-- Begin RECORDS FOR THE TASK --
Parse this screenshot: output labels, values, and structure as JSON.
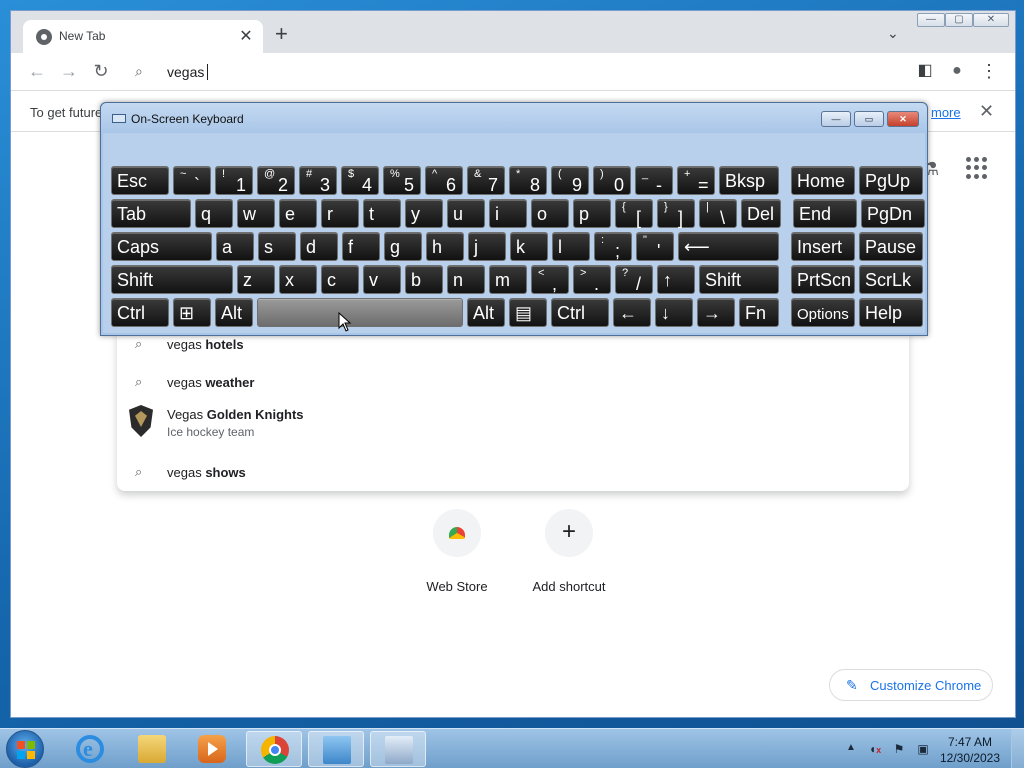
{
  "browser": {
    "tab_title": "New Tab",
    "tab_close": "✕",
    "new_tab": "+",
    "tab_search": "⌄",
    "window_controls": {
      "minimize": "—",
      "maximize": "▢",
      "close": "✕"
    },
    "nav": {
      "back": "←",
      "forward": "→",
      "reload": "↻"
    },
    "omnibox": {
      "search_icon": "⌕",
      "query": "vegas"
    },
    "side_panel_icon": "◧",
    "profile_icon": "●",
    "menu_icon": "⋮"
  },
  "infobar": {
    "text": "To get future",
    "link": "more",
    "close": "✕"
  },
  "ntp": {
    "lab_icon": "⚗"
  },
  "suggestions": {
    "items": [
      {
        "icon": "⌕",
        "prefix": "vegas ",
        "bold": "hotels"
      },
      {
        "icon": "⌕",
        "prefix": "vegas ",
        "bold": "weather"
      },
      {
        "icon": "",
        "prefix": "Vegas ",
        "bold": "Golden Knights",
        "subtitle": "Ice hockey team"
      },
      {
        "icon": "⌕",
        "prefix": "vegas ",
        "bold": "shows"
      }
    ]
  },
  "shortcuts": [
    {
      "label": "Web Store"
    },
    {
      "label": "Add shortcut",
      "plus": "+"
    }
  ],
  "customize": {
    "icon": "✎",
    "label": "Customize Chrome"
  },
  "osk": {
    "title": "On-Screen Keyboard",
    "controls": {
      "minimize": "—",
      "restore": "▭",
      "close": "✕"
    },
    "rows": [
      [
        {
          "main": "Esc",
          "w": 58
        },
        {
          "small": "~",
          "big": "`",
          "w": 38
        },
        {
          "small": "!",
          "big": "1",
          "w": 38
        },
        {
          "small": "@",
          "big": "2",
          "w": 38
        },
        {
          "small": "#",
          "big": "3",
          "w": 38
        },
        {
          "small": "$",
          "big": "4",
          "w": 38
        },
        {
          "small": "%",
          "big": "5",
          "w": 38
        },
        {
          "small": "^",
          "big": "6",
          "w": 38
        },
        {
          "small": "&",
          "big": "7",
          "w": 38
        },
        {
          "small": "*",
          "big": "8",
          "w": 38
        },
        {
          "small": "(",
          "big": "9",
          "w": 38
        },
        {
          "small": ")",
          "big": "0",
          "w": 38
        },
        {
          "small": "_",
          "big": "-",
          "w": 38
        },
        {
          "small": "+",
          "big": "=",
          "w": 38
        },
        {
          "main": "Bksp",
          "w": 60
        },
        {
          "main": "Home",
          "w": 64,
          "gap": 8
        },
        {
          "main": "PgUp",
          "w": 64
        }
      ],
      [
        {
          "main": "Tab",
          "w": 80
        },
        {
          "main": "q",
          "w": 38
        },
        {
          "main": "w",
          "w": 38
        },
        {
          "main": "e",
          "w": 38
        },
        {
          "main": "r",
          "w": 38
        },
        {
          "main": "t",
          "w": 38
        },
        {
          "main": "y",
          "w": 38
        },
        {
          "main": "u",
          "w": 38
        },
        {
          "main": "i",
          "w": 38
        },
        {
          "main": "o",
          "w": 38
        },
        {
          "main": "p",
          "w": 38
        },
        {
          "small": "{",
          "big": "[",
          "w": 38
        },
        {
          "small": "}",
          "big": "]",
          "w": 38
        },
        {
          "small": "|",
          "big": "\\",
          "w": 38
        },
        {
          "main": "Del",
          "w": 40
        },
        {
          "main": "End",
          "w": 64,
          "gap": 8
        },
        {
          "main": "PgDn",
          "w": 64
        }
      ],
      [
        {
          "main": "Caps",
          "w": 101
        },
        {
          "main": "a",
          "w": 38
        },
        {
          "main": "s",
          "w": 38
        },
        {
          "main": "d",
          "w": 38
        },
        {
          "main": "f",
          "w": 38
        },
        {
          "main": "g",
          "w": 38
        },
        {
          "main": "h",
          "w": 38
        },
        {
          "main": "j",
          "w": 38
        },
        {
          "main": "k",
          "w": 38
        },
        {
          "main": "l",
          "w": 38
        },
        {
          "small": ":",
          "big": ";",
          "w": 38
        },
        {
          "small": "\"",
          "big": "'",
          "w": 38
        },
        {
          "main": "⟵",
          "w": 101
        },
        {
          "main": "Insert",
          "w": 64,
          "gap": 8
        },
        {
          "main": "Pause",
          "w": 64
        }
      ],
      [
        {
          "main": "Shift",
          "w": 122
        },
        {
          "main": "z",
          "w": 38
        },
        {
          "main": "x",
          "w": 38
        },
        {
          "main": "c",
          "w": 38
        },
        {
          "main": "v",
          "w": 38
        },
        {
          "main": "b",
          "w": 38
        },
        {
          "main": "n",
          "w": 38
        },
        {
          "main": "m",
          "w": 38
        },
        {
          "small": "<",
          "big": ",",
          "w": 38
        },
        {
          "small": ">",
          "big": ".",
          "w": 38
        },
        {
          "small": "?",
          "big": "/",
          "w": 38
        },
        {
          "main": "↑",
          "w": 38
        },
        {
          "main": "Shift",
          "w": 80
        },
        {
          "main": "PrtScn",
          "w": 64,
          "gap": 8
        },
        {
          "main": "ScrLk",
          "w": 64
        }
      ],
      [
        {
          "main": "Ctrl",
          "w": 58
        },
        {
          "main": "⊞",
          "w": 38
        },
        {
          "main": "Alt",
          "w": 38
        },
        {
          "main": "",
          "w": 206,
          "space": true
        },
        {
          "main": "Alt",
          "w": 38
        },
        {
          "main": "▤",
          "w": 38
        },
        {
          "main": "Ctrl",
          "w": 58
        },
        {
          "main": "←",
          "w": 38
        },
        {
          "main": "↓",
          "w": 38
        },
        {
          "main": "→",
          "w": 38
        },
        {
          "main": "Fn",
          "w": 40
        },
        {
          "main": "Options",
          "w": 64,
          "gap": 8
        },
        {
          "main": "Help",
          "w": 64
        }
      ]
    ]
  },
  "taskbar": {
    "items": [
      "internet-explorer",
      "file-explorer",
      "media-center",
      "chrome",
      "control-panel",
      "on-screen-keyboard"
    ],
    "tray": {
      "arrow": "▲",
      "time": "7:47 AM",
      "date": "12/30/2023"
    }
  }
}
-- End RECORDS FOR THE TASK --
Repeat the records above exactly, leaving out the pictures.

• [EXERCISE SOLUTION]:
Parse this screenshot: output labels, values, and structure as JSON.
{
  "browser": {
    "tab_title": "New Tab",
    "tab_close": "✕",
    "new_tab": "+",
    "tab_search": "⌄",
    "window_controls": {
      "minimize": "—",
      "maximize": "▢",
      "close": "✕"
    },
    "nav": {
      "back": "←",
      "forward": "→",
      "reload": "↻"
    },
    "omnibox": {
      "search_icon": "⌕",
      "query": "vegas"
    },
    "side_panel_icon": "◧",
    "profile_icon": "●",
    "menu_icon": "⋮"
  },
  "infobar": {
    "text": "To get future",
    "link": "more",
    "close": "✕"
  },
  "ntp": {
    "lab_icon": "⚗"
  },
  "suggestions": {
    "items": [
      {
        "icon": "⌕",
        "prefix": "vegas ",
        "bold": "hotels"
      },
      {
        "icon": "⌕",
        "prefix": "vegas ",
        "bold": "weather"
      },
      {
        "icon": "",
        "prefix": "Vegas ",
        "bold": "Golden Knights",
        "subtitle": "Ice hockey team"
      },
      {
        "icon": "⌕",
        "prefix": "vegas ",
        "bold": "shows"
      }
    ]
  },
  "shortcuts": [
    {
      "label": "Web Store"
    },
    {
      "label": "Add shortcut",
      "plus": "+"
    }
  ],
  "customize": {
    "icon": "✎",
    "label": "Customize Chrome"
  },
  "osk": {
    "title": "On-Screen Keyboard",
    "controls": {
      "minimize": "—",
      "restore": "▭",
      "close": "✕"
    },
    "rows": [
      [
        {
          "main": "Esc",
          "w": 58
        },
        {
          "small": "~",
          "big": "`",
          "w": 38
        },
        {
          "small": "!",
          "big": "1",
          "w": 38
        },
        {
          "small": "@",
          "big": "2",
          "w": 38
        },
        {
          "small": "#",
          "big": "3",
          "w": 38
        },
        {
          "small": "$",
          "big": "4",
          "w": 38
        },
        {
          "small": "%",
          "big": "5",
          "w": 38
        },
        {
          "small": "^",
          "big": "6",
          "w": 38
        },
        {
          "small": "&",
          "big": "7",
          "w": 38
        },
        {
          "small": "*",
          "big": "8",
          "w": 38
        },
        {
          "small": "(",
          "big": "9",
          "w": 38
        },
        {
          "small": ")",
          "big": "0",
          "w": 38
        },
        {
          "small": "_",
          "big": "-",
          "w": 38
        },
        {
          "small": "+",
          "big": "=",
          "w": 38
        },
        {
          "main": "Bksp",
          "w": 60
        },
        {
          "main": "Home",
          "w": 64,
          "gap": 8
        },
        {
          "main": "PgUp",
          "w": 64
        }
      ],
      [
        {
          "main": "Tab",
          "w": 80
        },
        {
          "main": "q",
          "w": 38
        },
        {
          "main": "w",
          "w": 38
        },
        {
          "main": "e",
          "w": 38
        },
        {
          "main": "r",
          "w": 38
        },
        {
          "main": "t",
          "w": 38
        },
        {
          "main": "y",
          "w": 38
        },
        {
          "main": "u",
          "w": 38
        },
        {
          "main": "i",
          "w": 38
        },
        {
          "main": "o",
          "w": 38
        },
        {
          "main": "p",
          "w": 38
        },
        {
          "small": "{",
          "big": "[",
          "w": 38
        },
        {
          "small": "}",
          "big": "]",
          "w": 38
        },
        {
          "small": "|",
          "big": "\\",
          "w": 38
        },
        {
          "main": "Del",
          "w": 40
        },
        {
          "main": "End",
          "w": 64,
          "gap": 8
        },
        {
          "main": "PgDn",
          "w": 64
        }
      ],
      [
        {
          "main": "Caps",
          "w": 101
        },
        {
          "main": "a",
          "w": 38
        },
        {
          "main": "s",
          "w": 38
        },
        {
          "main": "d",
          "w": 38
        },
        {
          "main": "f",
          "w": 38
        },
        {
          "main": "g",
          "w": 38
        },
        {
          "main": "h",
          "w": 38
        },
        {
          "main": "j",
          "w": 38
        },
        {
          "main": "k",
          "w": 38
        },
        {
          "main": "l",
          "w": 38
        },
        {
          "small": ":",
          "big": ";",
          "w": 38
        },
        {
          "small": "\"",
          "big": "'",
          "w": 38
        },
        {
          "main": "⟵",
          "w": 101
        },
        {
          "main": "Insert",
          "w": 64,
          "gap": 8
        },
        {
          "main": "Pause",
          "w": 64
        }
      ],
      [
        {
          "main": "Shift",
          "w": 122
        },
        {
          "main": "z",
          "w": 38
        },
        {
          "main": "x",
          "w": 38
        },
        {
          "main": "c",
          "w": 38
        },
        {
          "main": "v",
          "w": 38
        },
        {
          "main": "b",
          "w": 38
        },
        {
          "main": "n",
          "w": 38
        },
        {
          "main": "m",
          "w": 38
        },
        {
          "small": "<",
          "big": ",",
          "w": 38
        },
        {
          "small": ">",
          "big": ".",
          "w": 38
        },
        {
          "small": "?",
          "big": "/",
          "w": 38
        },
        {
          "main": "↑",
          "w": 38
        },
        {
          "main": "Shift",
          "w": 80
        },
        {
          "main": "PrtScn",
          "w": 64,
          "gap": 8
        },
        {
          "main": "ScrLk",
          "w": 64
        }
      ],
      [
        {
          "main": "Ctrl",
          "w": 58
        },
        {
          "main": "⊞",
          "w": 38
        },
        {
          "main": "Alt",
          "w": 38
        },
        {
          "main": "",
          "w": 206,
          "space": true
        },
        {
          "main": "Alt",
          "w": 38
        },
        {
          "main": "▤",
          "w": 38
        },
        {
          "main": "Ctrl",
          "w": 58
        },
        {
          "main": "←",
          "w": 38
        },
        {
          "main": "↓",
          "w": 38
        },
        {
          "main": "→",
          "w": 38
        },
        {
          "main": "Fn",
          "w": 40
        },
        {
          "main": "Options",
          "w": 64,
          "gap": 8
        },
        {
          "main": "Help",
          "w": 64
        }
      ]
    ]
  },
  "taskbar": {
    "items": [
      "internet-explorer",
      "file-explorer",
      "media-center",
      "chrome",
      "control-panel",
      "on-screen-keyboard"
    ],
    "tray": {
      "arrow": "▲",
      "time": "7:47 AM",
      "date": "12/30/2023"
    }
  }
}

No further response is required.